▶ [TASK BRIEF] Collect each line containing "name".

▶ [DATA TO PROCESS]
· · · · · · ·

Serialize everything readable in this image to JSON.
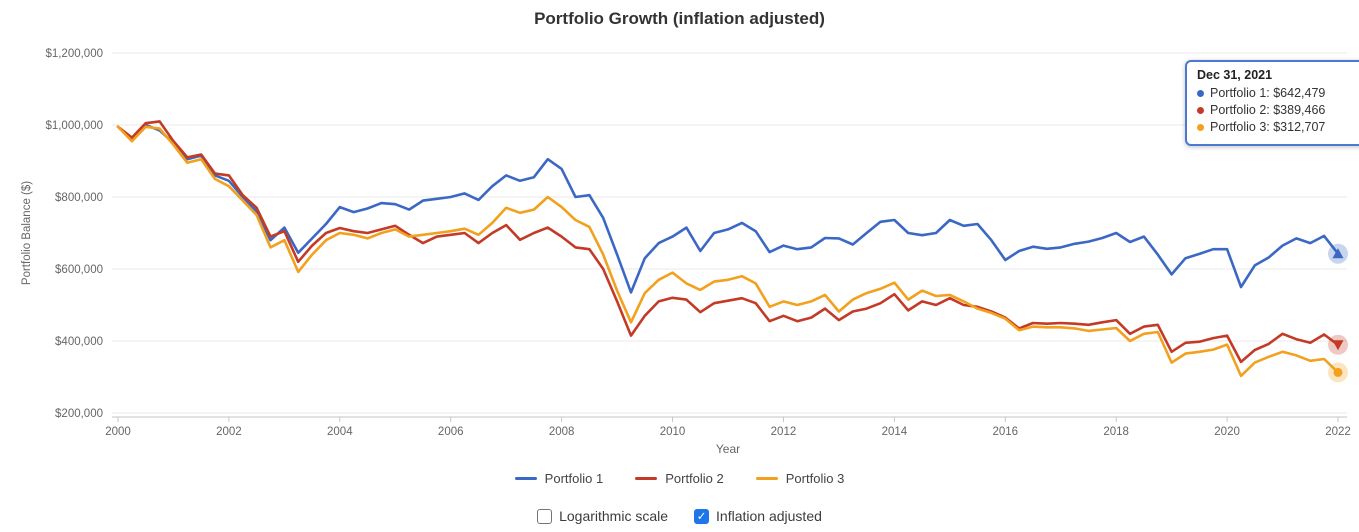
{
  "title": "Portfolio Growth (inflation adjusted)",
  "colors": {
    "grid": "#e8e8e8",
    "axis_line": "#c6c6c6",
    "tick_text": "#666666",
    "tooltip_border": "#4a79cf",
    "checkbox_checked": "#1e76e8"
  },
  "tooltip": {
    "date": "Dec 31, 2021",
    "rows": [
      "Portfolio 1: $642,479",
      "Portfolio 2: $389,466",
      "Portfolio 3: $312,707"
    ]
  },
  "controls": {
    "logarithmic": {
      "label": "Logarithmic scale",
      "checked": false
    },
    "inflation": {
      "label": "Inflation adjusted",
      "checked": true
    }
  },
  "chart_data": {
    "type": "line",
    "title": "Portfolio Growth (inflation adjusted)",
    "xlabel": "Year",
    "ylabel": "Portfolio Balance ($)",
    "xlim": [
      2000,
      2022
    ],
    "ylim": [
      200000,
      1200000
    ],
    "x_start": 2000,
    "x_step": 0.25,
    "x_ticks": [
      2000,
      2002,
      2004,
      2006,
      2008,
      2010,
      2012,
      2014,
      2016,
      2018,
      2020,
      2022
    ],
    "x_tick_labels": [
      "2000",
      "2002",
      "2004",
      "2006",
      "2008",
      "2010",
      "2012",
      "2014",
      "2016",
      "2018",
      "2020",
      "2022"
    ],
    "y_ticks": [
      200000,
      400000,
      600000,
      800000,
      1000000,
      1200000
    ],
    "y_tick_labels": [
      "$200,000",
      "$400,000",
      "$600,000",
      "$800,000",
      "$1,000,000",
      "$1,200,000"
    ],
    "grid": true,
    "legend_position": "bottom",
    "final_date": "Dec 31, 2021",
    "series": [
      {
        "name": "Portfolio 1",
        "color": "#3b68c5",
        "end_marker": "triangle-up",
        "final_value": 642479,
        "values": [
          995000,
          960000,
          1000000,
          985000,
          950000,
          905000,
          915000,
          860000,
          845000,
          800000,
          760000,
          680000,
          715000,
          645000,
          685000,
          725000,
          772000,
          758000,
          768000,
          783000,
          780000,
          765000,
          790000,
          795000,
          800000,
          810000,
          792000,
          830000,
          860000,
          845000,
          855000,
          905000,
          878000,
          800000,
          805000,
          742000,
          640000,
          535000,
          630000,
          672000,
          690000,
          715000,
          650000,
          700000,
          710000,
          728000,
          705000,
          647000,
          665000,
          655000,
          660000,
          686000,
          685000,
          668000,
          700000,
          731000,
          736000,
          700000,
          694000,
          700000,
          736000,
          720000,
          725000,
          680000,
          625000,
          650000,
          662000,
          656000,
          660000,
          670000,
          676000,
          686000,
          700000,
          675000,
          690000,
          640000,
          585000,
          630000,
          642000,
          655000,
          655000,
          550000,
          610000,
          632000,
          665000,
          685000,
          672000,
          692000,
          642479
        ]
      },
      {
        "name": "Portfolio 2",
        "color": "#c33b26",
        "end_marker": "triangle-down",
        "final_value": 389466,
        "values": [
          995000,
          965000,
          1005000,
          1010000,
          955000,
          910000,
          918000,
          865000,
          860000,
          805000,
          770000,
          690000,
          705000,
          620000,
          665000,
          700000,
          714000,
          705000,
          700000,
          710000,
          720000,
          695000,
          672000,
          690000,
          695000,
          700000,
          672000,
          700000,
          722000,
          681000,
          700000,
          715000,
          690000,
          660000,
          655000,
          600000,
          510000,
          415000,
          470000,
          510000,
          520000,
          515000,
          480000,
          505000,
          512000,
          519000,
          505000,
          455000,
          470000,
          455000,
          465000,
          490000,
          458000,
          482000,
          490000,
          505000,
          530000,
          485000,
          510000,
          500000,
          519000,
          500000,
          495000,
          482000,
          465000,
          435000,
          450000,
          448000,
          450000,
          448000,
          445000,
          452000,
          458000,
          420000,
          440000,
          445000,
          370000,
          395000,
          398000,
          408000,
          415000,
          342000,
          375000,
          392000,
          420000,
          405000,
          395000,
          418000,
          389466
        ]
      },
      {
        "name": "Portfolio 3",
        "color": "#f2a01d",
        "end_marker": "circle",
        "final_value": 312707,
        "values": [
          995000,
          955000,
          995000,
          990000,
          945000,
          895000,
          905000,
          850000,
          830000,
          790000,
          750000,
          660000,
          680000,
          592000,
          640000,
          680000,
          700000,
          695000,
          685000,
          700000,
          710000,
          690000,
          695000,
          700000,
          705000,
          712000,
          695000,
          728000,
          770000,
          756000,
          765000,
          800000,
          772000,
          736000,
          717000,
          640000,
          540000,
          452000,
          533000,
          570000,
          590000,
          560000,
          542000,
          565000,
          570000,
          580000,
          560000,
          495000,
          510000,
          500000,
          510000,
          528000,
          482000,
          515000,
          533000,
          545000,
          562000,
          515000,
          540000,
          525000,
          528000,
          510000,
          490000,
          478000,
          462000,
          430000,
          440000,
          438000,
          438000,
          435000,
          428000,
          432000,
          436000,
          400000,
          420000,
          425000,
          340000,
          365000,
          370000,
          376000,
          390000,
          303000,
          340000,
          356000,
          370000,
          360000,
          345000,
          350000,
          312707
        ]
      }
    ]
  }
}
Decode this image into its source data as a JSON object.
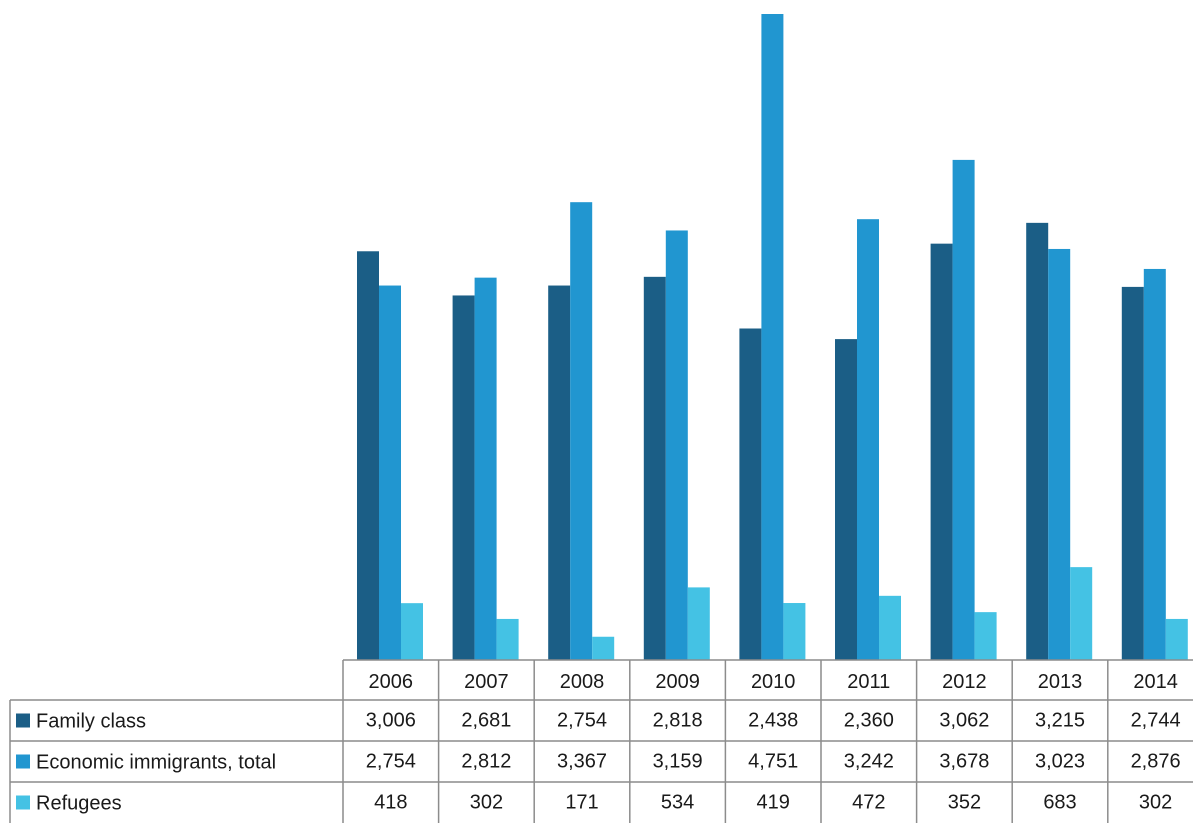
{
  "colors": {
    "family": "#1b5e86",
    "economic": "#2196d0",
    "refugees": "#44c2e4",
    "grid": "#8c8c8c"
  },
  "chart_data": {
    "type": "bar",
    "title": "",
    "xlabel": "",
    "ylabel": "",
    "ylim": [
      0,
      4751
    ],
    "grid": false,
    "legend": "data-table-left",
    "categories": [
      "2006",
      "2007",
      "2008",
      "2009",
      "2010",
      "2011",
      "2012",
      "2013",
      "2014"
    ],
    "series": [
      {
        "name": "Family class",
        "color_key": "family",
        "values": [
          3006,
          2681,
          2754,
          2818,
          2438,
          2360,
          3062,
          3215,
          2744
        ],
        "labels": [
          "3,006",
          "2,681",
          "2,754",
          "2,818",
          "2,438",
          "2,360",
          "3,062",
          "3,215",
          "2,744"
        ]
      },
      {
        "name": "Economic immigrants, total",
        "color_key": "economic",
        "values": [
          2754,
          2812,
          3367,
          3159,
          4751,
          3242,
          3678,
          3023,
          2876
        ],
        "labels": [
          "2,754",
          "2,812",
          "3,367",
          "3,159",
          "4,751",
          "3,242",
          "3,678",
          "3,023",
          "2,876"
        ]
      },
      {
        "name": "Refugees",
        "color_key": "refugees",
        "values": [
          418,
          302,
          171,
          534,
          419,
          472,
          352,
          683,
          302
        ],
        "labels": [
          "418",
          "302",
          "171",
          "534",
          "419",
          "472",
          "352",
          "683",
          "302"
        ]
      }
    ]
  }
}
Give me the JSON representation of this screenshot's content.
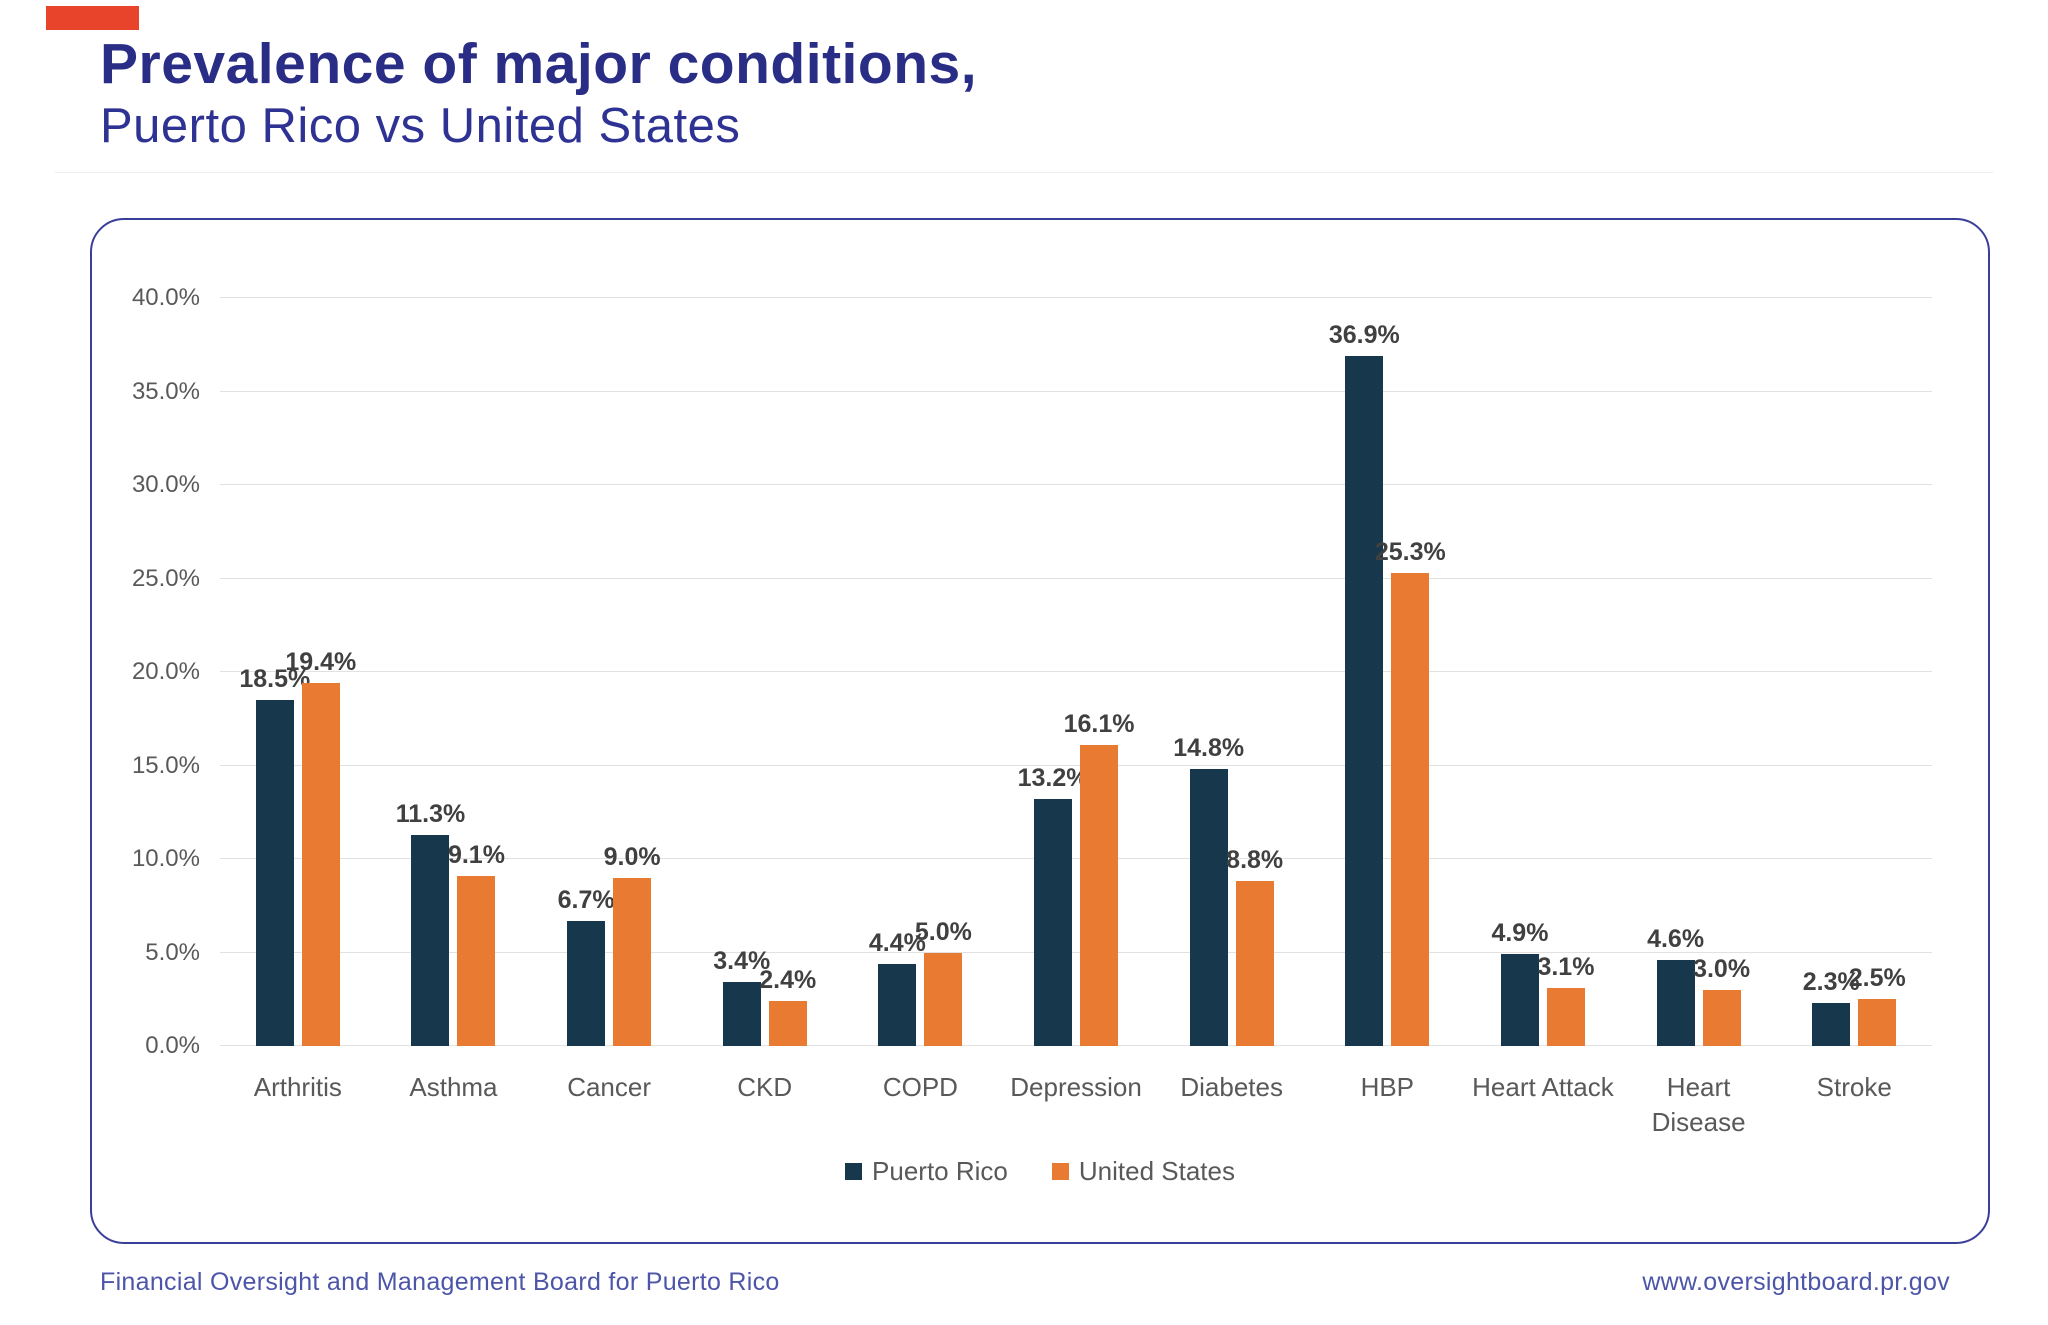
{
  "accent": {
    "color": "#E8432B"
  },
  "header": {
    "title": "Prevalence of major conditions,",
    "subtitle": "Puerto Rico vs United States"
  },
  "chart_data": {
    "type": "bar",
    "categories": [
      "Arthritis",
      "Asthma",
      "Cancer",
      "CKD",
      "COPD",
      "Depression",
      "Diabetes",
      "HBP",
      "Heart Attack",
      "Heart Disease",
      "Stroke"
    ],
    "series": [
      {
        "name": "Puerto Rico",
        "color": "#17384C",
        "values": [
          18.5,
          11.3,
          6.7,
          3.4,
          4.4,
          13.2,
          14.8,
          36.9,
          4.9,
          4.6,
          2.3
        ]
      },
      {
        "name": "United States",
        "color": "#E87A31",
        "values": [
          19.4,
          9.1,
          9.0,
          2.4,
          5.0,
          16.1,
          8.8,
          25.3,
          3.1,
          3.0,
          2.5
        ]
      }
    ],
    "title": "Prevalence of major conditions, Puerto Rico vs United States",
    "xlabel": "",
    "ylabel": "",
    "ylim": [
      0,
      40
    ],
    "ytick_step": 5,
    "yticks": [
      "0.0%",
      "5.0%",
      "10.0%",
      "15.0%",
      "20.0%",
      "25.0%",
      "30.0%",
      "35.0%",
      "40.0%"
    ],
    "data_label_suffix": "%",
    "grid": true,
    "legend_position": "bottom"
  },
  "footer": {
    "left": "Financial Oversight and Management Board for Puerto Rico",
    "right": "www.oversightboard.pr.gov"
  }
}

· · · · · · ·

▶ [FULL RESPONSE]
        "name": "Portfolio 1",
        "name": "Portfolio 2",
        "name": "Portfolio 3",
        "name": "Family class",
        "name": "Economic immigrants, total",
        "name": "Refugees",
        "name": "Puerto Rico",
        "name": "United States",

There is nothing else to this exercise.